* EXCERPTED TEXT:
A survivor of Owo catholic church attack. Photo: Olufisoye Adenitan/Radio Nigeria

In June 5, 2022, the biggest Catholic Church in Owo, Ondo State, St. Francis Church came under attack as it rounded off its Sunday mass.

Sounds of heavy gun shooting and bombing rented the air and by the time it all ended, 100 worshippers including over forty dead persons became victims of the brutal attack.

According to media reports, nearly 80 percent of the victims were women and children.

Ordeals of the survivors

Though the church reopened 10 months after the attack, this was not without fear and a sense of insecurity in the minds of the women survivors.

One of them, Mrs Olayinka Adeseluka who lives at Idashen Owo, about 48 minutes drive away from the church had been bedridden due to a spinal cord injury from the attack.

The 48-year-old mother of three boys had her two legs completely paralysed and now lives on diapers.

A medical report issued by the Federal Medical Centre Owo says pellets of bullets still hide in parts of her body.

When asked about how she has been coping, Mrs Adeseluka, who was a school bursar and businesswoman before the incident said the incident made ”her a liability to the family”.

She showed copies of letters written to the Catholic Diocese of Ondo and the government on her health and the need to seek a medical trip abroad but this had not received any positive response.

“I am the secretary of the Catholic Women Organisation, life has been very difficult for the past one year, I go through pains on daily basis ” Mrs Adeseluka stated. “

A Nurse, Mrs Margaret Attah has a different story, the 44-year-old mother of three children had her legs amputated and her left eye ruptured.

Sharing his experience, the distraught husband, Mr Dominic Attah said he was helpless and had resorted to fate.

* WHAT THE TASK ASKS: Reproduce word for word the part of the Owo church attack report that opens with the words containing "According to media" and closes with "of her body.".

* DATA LISTING:
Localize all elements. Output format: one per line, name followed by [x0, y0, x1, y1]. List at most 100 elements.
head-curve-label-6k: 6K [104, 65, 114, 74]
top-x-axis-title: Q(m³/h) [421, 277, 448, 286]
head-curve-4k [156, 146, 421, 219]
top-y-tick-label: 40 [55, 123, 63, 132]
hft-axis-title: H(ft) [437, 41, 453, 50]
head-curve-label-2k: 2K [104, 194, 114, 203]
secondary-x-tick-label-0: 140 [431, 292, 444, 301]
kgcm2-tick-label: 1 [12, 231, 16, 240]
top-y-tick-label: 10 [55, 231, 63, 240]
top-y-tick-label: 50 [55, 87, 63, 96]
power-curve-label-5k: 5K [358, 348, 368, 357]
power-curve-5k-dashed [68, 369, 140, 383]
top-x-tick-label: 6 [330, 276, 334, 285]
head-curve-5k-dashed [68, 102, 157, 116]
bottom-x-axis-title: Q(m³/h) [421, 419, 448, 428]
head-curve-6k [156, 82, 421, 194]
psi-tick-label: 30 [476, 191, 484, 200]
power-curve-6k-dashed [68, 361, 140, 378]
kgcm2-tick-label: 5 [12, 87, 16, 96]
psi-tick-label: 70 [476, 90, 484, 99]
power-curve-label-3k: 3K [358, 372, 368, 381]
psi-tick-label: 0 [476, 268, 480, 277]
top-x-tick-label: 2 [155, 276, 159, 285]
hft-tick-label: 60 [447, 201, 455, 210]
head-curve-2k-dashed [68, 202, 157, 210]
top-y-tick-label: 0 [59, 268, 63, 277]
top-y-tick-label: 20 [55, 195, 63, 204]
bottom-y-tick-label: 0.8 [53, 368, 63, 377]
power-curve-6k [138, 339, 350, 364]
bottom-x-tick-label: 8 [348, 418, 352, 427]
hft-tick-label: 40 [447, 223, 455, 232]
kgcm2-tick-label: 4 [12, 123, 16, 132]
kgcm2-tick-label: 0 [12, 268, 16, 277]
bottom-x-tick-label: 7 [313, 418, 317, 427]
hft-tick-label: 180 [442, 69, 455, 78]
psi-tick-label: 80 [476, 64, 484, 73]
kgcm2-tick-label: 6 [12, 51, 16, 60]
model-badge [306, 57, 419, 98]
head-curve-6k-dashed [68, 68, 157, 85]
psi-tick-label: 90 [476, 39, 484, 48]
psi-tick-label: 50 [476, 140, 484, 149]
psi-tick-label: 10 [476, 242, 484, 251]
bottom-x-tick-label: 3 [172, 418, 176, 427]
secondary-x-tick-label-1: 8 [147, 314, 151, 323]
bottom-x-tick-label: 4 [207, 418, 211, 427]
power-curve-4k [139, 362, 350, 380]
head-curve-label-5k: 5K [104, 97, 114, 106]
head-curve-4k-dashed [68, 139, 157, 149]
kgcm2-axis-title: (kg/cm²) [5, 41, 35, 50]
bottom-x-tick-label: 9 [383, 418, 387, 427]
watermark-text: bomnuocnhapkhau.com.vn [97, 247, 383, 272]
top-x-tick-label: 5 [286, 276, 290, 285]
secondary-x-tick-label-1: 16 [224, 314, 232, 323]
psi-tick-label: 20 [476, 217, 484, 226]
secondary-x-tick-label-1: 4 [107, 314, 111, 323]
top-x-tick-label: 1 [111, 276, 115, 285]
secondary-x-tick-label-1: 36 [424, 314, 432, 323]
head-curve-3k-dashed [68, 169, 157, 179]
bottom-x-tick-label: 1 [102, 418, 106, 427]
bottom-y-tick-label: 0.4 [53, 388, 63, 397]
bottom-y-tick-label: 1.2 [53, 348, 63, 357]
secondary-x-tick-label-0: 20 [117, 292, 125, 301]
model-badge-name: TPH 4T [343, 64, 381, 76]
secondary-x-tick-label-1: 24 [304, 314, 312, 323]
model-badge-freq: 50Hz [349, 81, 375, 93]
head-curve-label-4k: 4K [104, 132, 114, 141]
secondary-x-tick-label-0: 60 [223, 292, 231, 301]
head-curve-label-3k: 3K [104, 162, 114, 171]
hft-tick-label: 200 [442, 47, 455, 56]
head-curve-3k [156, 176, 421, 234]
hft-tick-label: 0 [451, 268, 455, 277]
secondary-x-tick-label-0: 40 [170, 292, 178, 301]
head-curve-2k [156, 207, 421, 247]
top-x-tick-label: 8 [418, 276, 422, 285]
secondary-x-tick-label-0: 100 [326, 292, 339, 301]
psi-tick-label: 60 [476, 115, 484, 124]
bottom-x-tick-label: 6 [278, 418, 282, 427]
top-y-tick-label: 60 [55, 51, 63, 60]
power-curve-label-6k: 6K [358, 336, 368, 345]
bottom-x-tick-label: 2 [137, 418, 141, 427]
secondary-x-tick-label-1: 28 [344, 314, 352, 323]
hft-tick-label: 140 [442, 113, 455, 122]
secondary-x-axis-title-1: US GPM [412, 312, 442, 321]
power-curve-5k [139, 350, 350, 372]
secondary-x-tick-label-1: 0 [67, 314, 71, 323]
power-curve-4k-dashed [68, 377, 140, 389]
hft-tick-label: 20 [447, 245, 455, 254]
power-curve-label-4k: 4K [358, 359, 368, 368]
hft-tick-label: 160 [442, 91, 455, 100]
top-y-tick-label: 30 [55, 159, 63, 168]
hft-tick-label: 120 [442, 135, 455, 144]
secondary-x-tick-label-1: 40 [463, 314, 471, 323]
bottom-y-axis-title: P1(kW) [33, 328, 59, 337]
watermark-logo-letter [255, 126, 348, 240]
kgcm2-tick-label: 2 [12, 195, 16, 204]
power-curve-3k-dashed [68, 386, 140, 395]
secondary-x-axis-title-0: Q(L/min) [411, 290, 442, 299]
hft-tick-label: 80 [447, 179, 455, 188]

* RESPONSE FOR THIS EXERCISE:
According to media reports, nearly 80 percent of the victims were women and children.

Ordeals of the survivors

Though the church reopened 10 months after the attack, this was not without fear and a sense of insecurity in the minds of the women survivors.

One of them, Mrs Olayinka Adeseluka who lives at Idashen Owo, about 48 minutes drive away from the church had been bedridden due to a spinal cord injury from the attack.

The 48-year-old mother of three boys had her two legs completely paralysed and now lives on diapers.

A medical report issued by the Federal Medical Centre Owo says pellets of bullets still hide in parts of her body.